SELECTED EXTRACT
* Begin *
Your Lisbon Itinerary: 7 Days in the Portuguese Capital
Can you even say you’ve really visited somewhere unless you’ve stayed a full week?
Let’s face it, keeping the stimulation levels high over the course of a whole week in one city can be a tall order. There’s only so much gluhwein you can drink in Zagreb. There are only so many charming cobbled alleyways on which to twist your ankles in Bruge. But if you are crazy enough to dedicate 7 days to a single city break, let that city be Lisbon. For starters, the food there is good enough to be the focus of your entire trip should you wish it. But more importantly, thanks to its close proximity to some fascinating Lisbonish municipalities, you can cheat by adding in a day-trip or two to your Lisbon itinerary: 7 days.
Which is exactly what we’ve done. Although don’t think of it as cheating, think of it as enhancing. Think of it as a Lisbon itinerary 7 days sandwich – or prego – where Lisbon is your Portuguese bread and the short trips out of the city are your garlicky minute steak. Now tuck in and enjoy.
Start as you mean not to go on and spend the early days throwing yourself at some must-see touristy stuff. Make your way to Praça do Comércio (Lisbon’s Trafalgar Square), a huge plaza by the Tagus River. Smile appreciatively at the statue of José I on his horse then move on before someone seedy offers to take your picture. For maximum tourist points walk to Alfama and the Castle of Sao Jorge then stop for lunch, avoiding restaurants anywhere near Praça do Comércio unless you enjoy spending €95 for some sad looking scallops and a Diet Coke. Opt instead for mussels and sparkling wine at Grenache, the cafe in the courtyard of the Palacio Belmonte hotel. Spend the afternoon amid baroque artwork in the church of São Roque, and weeping softly along to mournful folk tunes in the Fado Museum. Jump in at the nightlife deepend by spending the evening in bohemian Bairro Alto. Dinner at 9pm at Pharmácia Restaurant followed by a meandering bar crawl or raucous street party, of which there seem to be around 30 per night.
Grab yourself a coffee at the Copenhagen Coffee Lab and head to The Museu Calouste Gulbenkian. If the staggering collection of chronologically displayed artworks doesn’t impress you, perhaps the fact that it all belonged to one man – the philanthropic yet sinister-looking oil magnate Calouste Gulbenkian – will.
Ten minutes in a cab will bring you to LX Factory, a media hub and industrial complex of art studios, cafes and vintage clothes. If you ever find yourself wondering what the opposite of Calouste Gulbenkian’s art collection might look like, this is it. Purchase a fairtrade hat and walk back along the coast towards the Time Out Market. While away the afternoon eating small bites from the market’s 50 restaurants and bars and chatting to the garrulous collection of tourists and locals on your table. Turn up early to join the queue for dinner at A Cevicheria for Peruvian ceviche with a Portuguese twist. Go easy on the pisco sours served to queueing diners to avoid ending the night swinging from the 8ft octopus. And no, that’s not a euphemism.
* End *
Element position data
* Begin *
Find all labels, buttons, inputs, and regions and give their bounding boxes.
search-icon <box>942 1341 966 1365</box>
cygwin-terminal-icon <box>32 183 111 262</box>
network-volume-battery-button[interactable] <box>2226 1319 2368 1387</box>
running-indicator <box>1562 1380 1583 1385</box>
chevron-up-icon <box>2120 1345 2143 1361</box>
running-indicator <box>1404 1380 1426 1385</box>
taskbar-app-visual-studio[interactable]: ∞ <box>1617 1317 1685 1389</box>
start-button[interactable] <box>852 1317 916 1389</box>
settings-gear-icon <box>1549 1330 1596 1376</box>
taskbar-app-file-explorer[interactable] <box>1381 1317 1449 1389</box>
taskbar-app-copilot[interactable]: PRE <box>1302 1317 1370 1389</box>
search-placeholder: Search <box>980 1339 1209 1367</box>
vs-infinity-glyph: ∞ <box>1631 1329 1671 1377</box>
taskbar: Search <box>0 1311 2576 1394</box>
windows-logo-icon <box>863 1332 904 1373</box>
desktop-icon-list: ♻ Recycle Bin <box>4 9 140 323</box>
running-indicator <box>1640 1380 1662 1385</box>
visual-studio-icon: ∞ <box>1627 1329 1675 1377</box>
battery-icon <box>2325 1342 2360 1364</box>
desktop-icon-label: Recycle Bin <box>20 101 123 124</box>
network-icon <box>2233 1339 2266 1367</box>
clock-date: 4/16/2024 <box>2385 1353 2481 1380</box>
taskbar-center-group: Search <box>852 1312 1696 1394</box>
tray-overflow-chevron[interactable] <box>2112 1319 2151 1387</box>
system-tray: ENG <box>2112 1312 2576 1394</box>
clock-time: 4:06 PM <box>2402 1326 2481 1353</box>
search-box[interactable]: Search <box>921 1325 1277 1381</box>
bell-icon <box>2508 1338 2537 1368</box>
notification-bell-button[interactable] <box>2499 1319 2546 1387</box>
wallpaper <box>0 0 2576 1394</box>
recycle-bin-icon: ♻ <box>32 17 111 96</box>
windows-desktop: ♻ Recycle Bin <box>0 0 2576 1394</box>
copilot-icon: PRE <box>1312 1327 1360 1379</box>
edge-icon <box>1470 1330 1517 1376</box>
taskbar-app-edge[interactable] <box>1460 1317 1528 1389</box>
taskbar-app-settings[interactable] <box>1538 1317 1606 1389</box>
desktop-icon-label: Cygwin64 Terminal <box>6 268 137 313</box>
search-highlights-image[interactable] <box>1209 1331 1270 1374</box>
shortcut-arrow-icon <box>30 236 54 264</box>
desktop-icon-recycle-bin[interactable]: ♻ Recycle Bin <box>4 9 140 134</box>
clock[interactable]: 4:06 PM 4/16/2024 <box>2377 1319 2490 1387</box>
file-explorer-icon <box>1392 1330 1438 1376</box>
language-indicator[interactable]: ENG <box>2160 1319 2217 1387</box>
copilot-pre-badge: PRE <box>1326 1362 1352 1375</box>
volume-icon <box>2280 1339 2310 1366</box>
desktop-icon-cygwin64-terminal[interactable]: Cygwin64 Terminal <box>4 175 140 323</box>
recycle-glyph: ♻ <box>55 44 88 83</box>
* End *
TO DO
Turn the paragraph of the Lisbon itinerary that begins "Ten minutes in a cab" into a bulleted list that keeps its main facts.

THE ANSWER
- Take a ten-minute cab ride to LX Factory, a media hub and industrial complex of art studios, cafes and vintage clothes that is the opposite of Calouste Gulbenkian's art collection.
- Buy a fairtrade hat, then walk back along the coast to the Time Out Market.
- Spend the afternoon eating small bites from the market's 50 restaurants and bars and chatting with the tourists and locals at your table.
- Arrive early to queue for dinner at A Cevicheria, which serves Peruvian ceviche with a Portuguese twist.
- Go easy on the pisco sours served to diners in the queue, or you may end the night swinging from the 8ft octopus.